▶ _Trecho do texto_

════════════════════

'A aprovação da proposta sobre decisões
monocráticas do Supremo acirrou o conflito entre governo e ministros da Corte',
escreve a colunista Tereza Cruvinel
Supremo Tribunal Federal (Foto: Carlos Moura/SCO/STF)
A aprovação da PEC 08/21 pelo Senado e a reação de
alguns ministros do STF não foram um evento trivial, em que estiveram, de um
lado, senadores bolsonaristas cortejados por Pacheco com objetivos políticos,
e de outro, ministros vaidosos com alto sentimento de intocabilidade. No
meio ficou o Governo Lula, que não quis ou não conseguiu realizar uma mediação
política. Pelo contrário, acirrou o conflito com o voto de Jacques Wagner,
embora ele alegue que foi pessoal.
A PEC que proibiu as decisões monocráticas contra atos e medidas dos chefes do Legislativo e do Executivo, e as outras tantas propostas que tramitam nas duas Casas do Congresso, tendo o Supremo como alvo, são reflexos do desarranjo no funcionamento do pacto democrático traduzido pela Constituição de 1988.
Este desarranjo, em que as coisas foram sendo tiradas de seu lugar, chegou ao paroxismo no governo de Bolsonaro, que fez do Supremo seu inimigo porque a corte bloqueou seguidamente suas transgressões constitucionais e seus intentos golpistas. Muitas vezes, através de decisões monocráticas, porque a situação pedia resposta urgente, o STF derrubou medidas que ameaçavam os direitos individuais e coletivos. Vidas estavam em risco. Assim fizeram para garantir o isolamento social, coibir os tratamentos ineficazes com cloroquina, garantir atendimento aos indígenas e a compra de vacinas.

════════════════════

Itens de dados:
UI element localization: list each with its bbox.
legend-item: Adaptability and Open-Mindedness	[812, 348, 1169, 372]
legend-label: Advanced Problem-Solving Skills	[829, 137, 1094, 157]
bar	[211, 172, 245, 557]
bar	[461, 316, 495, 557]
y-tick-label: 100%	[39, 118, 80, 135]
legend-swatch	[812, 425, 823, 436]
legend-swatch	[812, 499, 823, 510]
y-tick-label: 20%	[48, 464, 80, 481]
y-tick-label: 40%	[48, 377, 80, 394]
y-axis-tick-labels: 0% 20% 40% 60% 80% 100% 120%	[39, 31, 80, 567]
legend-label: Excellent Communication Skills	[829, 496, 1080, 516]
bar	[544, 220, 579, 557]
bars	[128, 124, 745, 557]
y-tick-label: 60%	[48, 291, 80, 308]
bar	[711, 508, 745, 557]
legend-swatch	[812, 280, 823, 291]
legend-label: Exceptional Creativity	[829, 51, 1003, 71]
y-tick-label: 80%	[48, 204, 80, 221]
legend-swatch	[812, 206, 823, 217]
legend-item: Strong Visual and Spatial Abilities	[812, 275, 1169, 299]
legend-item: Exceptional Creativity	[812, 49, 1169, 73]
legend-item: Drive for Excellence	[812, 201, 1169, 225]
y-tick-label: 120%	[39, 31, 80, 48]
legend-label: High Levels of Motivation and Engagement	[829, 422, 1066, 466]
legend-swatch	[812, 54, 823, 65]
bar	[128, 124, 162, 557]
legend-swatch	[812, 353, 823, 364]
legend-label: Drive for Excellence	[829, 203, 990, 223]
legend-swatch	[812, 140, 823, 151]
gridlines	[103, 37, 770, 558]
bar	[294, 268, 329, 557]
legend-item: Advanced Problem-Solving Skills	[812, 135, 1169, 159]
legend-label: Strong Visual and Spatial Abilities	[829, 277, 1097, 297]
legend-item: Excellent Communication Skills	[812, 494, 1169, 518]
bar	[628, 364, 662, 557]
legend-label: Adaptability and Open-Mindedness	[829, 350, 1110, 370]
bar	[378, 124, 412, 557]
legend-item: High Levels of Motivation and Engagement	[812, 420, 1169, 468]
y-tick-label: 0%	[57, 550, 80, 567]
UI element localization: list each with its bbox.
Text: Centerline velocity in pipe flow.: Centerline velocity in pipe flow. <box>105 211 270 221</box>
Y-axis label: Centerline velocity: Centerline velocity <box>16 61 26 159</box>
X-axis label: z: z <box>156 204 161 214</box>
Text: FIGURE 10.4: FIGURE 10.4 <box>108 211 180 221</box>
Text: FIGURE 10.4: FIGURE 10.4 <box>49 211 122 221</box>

════════════════════

▶ _Lista de tarefas_
(A) Liste todas as pessoas citadas pelo nome na coluna sobre a PEC 08/21, incluindo a do crédito da foto.
(B) Para cada afirmação, responda sim ou não de acordo com a coluna sobre a PEC 08/21 e cite as palavras que decidem: (i) a PEC 08/21 foi aprovada pelo Senado; (ii) o Governo Lula fez uma mediação política no conflito; (iii) a Constituição citada na coluna é a de 1988.

▶ _Respostas_
(A) Tereza Cruvinel, Carlos Moura, Pacheco, Lula, Jacques Wagner e Bolsonaro.

(B)
(i) Sim: "A aprovação da PEC 08/21 pelo Senado".
(ii) Não: "que não quis ou não conseguiu realizar uma mediação política".
(iii) Sim: "pacto democrático traduzido pela Constituição de 1988".